--- Start Available data ---
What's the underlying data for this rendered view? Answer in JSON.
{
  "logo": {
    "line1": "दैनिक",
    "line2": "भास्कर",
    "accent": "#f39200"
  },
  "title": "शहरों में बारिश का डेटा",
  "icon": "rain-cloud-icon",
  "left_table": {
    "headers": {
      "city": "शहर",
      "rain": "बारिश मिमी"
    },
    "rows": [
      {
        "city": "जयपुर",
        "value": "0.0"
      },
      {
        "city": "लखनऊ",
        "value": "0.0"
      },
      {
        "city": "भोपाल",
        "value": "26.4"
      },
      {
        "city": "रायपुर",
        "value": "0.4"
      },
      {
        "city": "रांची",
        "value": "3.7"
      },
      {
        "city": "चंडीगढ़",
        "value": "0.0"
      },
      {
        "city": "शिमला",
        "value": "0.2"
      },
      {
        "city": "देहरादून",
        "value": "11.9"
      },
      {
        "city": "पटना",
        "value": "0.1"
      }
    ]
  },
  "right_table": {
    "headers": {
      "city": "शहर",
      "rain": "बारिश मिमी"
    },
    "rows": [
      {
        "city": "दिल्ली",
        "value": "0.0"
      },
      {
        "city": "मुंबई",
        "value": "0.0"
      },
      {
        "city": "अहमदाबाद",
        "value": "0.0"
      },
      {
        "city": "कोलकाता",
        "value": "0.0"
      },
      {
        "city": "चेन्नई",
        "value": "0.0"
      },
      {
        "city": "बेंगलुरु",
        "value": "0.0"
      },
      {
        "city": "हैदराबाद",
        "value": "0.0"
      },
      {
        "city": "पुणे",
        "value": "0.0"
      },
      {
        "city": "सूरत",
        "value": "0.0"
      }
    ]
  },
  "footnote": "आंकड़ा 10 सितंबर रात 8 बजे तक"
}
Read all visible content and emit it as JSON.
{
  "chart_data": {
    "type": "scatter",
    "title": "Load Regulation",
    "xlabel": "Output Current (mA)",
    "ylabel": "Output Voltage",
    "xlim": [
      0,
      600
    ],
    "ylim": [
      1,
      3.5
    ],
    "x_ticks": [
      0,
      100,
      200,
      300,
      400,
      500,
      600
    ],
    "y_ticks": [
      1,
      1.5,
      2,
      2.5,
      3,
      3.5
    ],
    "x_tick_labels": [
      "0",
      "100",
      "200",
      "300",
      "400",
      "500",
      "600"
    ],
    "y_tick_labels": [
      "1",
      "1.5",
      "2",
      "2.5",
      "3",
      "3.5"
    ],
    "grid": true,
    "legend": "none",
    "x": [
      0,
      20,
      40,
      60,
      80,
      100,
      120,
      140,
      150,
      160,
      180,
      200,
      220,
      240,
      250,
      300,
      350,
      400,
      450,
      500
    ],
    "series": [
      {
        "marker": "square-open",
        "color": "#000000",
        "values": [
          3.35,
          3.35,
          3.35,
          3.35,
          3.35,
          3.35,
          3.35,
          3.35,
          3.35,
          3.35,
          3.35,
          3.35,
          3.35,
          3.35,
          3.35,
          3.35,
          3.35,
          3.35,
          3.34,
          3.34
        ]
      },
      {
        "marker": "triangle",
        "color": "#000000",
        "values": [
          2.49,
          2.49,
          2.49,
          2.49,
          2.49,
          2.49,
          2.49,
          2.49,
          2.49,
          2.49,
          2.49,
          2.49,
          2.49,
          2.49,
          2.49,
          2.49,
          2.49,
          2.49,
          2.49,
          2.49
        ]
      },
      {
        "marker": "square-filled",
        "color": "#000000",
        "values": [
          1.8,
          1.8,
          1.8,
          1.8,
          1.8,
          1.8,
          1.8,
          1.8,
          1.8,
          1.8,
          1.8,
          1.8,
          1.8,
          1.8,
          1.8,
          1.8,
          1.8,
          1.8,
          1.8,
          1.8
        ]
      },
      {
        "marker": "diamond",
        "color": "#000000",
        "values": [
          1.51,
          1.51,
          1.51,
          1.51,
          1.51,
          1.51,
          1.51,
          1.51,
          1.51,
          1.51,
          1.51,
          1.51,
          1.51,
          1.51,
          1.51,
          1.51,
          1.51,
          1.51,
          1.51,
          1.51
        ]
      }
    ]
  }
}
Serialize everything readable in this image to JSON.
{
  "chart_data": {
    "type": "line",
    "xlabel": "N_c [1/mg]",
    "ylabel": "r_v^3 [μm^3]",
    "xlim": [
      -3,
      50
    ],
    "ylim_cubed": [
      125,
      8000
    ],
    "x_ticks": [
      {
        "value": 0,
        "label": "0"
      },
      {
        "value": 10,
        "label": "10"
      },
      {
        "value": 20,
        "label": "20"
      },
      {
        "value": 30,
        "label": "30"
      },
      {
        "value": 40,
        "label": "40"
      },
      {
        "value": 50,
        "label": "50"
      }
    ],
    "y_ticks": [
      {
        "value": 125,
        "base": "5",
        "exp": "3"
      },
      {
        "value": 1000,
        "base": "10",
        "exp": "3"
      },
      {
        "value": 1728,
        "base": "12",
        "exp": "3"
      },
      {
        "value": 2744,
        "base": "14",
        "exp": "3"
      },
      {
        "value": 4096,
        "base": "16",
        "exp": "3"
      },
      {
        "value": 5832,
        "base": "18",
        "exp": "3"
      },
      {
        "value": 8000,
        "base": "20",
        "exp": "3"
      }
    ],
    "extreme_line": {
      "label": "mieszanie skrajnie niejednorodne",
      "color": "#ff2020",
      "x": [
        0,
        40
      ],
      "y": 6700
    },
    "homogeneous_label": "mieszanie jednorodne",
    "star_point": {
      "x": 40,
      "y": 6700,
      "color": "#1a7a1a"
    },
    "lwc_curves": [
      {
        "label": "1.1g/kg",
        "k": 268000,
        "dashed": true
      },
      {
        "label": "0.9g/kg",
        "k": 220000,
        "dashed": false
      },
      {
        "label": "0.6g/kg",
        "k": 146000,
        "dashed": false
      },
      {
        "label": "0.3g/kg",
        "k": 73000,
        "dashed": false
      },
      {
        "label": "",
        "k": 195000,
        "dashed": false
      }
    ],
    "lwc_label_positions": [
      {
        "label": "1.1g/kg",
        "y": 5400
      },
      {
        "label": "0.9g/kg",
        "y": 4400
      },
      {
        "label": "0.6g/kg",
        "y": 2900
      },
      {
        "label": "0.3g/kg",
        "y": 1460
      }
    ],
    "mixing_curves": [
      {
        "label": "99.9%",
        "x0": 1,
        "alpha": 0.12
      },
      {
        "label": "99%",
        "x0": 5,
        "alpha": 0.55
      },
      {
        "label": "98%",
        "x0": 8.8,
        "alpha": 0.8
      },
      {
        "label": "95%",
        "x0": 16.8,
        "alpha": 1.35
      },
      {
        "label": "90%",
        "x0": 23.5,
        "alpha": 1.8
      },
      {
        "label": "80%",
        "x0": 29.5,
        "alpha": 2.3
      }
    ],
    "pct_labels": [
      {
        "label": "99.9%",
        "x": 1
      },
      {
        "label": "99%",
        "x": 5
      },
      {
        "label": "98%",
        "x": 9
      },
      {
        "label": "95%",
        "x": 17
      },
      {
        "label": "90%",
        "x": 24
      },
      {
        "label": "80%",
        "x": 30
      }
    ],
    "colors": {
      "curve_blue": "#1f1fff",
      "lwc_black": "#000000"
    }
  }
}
--- End Available data ---
* _Set problem_: Each entry must be reproduced verbatim.

* _Full response_:
What's the underlying data for this rendered view? Answer in JSON.
{
  "logo": {
    "line1": "दैनिक",
    "line2": "भास्कर",
    "accent": "#f39200"
  },
  "title": "शहरों में बारिश का डेटा",
  "icon": "rain-cloud-icon",
  "left_table": {
    "headers": {
      "city": "शहर",
      "rain": "बारिश मिमी"
    },
    "rows": [
      {
        "city": "जयपुर",
        "value": "0.0"
      },
      {
        "city": "लखनऊ",
        "value": "0.0"
      },
      {
        "city": "भोपाल",
        "value": "26.4"
      },
      {
        "city": "रायपुर",
        "value": "0.4"
      },
      {
        "city": "रांची",
        "value": "3.7"
      },
      {
        "city": "चंडीगढ़",
        "value": "0.0"
      },
      {
        "city": "शिमला",
        "value": "0.2"
      },
      {
        "city": "देहरादून",
        "value": "11.9"
      },
      {
        "city": "पटना",
        "value": "0.1"
      }
    ]
  },
  "right_table": {
    "headers": {
      "city": "शहर",
      "rain": "बारिश मिमी"
    },
    "rows": [
      {
        "city": "दिल्ली",
        "value": "0.0"
      },
      {
        "city": "मुंबई",
        "value": "0.0"
      },
      {
        "city": "अहमदाबाद",
        "value": "0.0"
      },
      {
        "city": "कोलकाता",
        "value": "0.0"
      },
      {
        "city": "चेन्नई",
        "value": "0.0"
      },
      {
        "city": "बेंगलुरु",
        "value": "0.0"
      },
      {
        "city": "हैदराबाद",
        "value": "0.0"
      },
      {
        "city": "पुणे",
        "value": "0.0"
      },
      {
        "city": "सूरत",
        "value": "0.0"
      }
    ]
  },
  "footnote": "आंकड़ा 10 सितंबर रात 8 बजे तक"
}
Read all visible content and emit it as JSON.
{
  "chart_data": {
    "type": "scatter",
    "title": "Load Regulation",
    "xlabel": "Output Current (mA)",
    "ylabel": "Output Voltage",
    "xlim": [
      0,
      600
    ],
    "ylim": [
      1,
      3.5
    ],
    "x_ticks": [
      0,
      100,
      200,
      300,
      400,
      500,
      600
    ],
    "y_ticks": [
      1,
      1.5,
      2,
      2.5,
      3,
      3.5
    ],
    "x_tick_labels": [
      "0",
      "100",
      "200",
      "300",
      "400",
      "500",
      "600"
    ],
    "y_tick_labels": [
      "1",
      "1.5",
      "2",
      "2.5",
      "3",
      "3.5"
    ],
    "grid": true,
    "legend": "none",
    "x": [
      0,
      20,
      40,
      60,
      80,
      100,
      120,
      140,
      150,
      160,
      180,
      200,
      220,
      240,
      250,
      300,
      350,
      400,
      450,
      500
    ],
    "series": [
      {
        "marker": "square-open",
        "color": "#000000",
        "values": [
          3.35,
          3.35,
          3.35,
          3.35,
          3.35,
          3.35,
          3.35,
          3.35,
          3.35,
          3.35,
          3.35,
          3.35,
          3.35,
          3.35,
          3.35,
          3.35,
          3.35,
          3.35,
          3.34,
          3.34
        ]
      },
      {
        "marker": "triangle",
        "color": "#000000",
        "values": [
          2.49,
          2.49,
          2.49,
          2.49,
          2.49,
          2.49,
          2.49,
          2.49,
          2.49,
          2.49,
          2.49,
          2.49,
          2.49,
          2.49,
          2.49,
          2.49,
          2.49,
          2.49,
          2.49,
          2.49
        ]
      },
      {
        "marker": "square-filled",
        "color": "#000000",
        "values": [
          1.8,
          1.8,
          1.8,
          1.8,
          1.8,
          1.8,
          1.8,
          1.8,
          1.8,
          1.8,
          1.8,
          1.8,
          1.8,
          1.8,
          1.8,
          1.8,
          1.8,
          1.8,
          1.8,
          1.8
        ]
      },
      {
        "marker": "diamond",
        "color": "#000000",
        "values": [
          1.51,
          1.51,
          1.51,
          1.51,
          1.51,
          1.51,
          1.51,
          1.51,
          1.51,
          1.51,
          1.51,
          1.51,
          1.51,
          1.51,
          1.51,
          1.51,
          1.51,
          1.51,
          1.51,
          1.51
        ]
      }
    ]
  }
}
Serialize everything readable in this image to JSON.
{
  "chart_data": {
    "type": "line",
    "xlabel": "N_c [1/mg]",
    "ylabel": "r_v^3 [μm^3]",
    "xlim": [
      -3,
      50
    ],
    "ylim_cubed": [
      125,
      8000
    ],
    "x_ticks": [
      {
        "value": 0,
        "label": "0"
      },
      {
        "value": 10,
        "label": "10"
      },
      {
        "value": 20,
        "label": "20"
      },
      {
        "value": 30,
        "label": "30"
      },
      {
        "value": 40,
        "label": "40"
      },
      {
        "value": 50,
        "label": "50"
      }
    ],
    "y_ticks": [
      {
        "value": 125,
        "base": "5",
        "exp": "3"
      },
      {
        "value": 1000,
        "base": "10",
        "exp": "3"
      },
      {
        "value": 1728,
        "base": "12",
        "exp": "3"
      },
      {
        "value": 2744,
        "base": "14",
        "exp": "3"
      },
      {
        "value": 4096,
        "base": "16",
        "exp": "3"
      },
      {
        "value": 5832,
        "base": "18",
        "exp": "3"
      },
      {
        "value": 8000,
        "base": "20",
        "exp": "3"
      }
    ],
    "extreme_line": {
      "label": "mieszanie skrajnie niejednorodne",
      "color": "#ff2020",
      "x": [
        0,
        40
      ],
      "y": 6700
    },
    "homogeneous_label": "mieszanie jednorodne",
    "star_point": {
      "x": 40,
      "y": 6700,
      "color": "#1a7a1a"
    },
    "lwc_curves": [
      {
        "label": "1.1g/kg",
        "k": 268000,
        "dashed": true
      },
      {
        "label": "0.9g/kg",
        "k": 220000,
        "dashed": false
      },
      {
        "label": "0.6g/kg",
        "k": 146000,
        "dashed": false
      },
      {
        "label": "0.3g/kg",
        "k": 73000,
        "dashed": false
      },
      {
        "label": "",
        "k": 195000,
        "dashed": false
      }
    ],
    "lwc_label_positions": [
      {
        "label": "1.1g/kg",
        "y": 5400
      },
      {
        "label": "0.9g/kg",
        "y": 4400
      },
      {
        "label": "0.6g/kg",
        "y": 2900
      },
      {
        "label": "0.3g/kg",
        "y": 1460
      }
    ],
    "mixing_curves": [
      {
        "label": "99.9%",
        "x0": 1,
        "alpha": 0.12
      },
      {
        "label": "99%",
        "x0": 5,
        "alpha": 0.55
      },
      {
        "label": "98%",
        "x0": 8.8,
        "alpha": 0.8
      },
      {
        "label": "95%",
        "x0": 16.8,
        "alpha": 1.35
      },
      {
        "label": "90%",
        "x0": 23.5,
        "alpha": 1.8
      },
      {
        "label": "80%",
        "x0": 29.5,
        "alpha": 2.3
      }
    ],
    "pct_labels": [
      {
        "label": "99.9%",
        "x": 1
      },
      {
        "label": "99%",
        "x": 5
      },
      {
        "label": "98%",
        "x": 9
      },
      {
        "label": "95%",
        "x": 17
      },
      {
        "label": "90%",
        "x": 24
      },
      {
        "label": "80%",
        "x": 30
      }
    ],
    "colors": {
      "curve_blue": "#1f1fff",
      "lwc_black": "#000000"
    }
  }
}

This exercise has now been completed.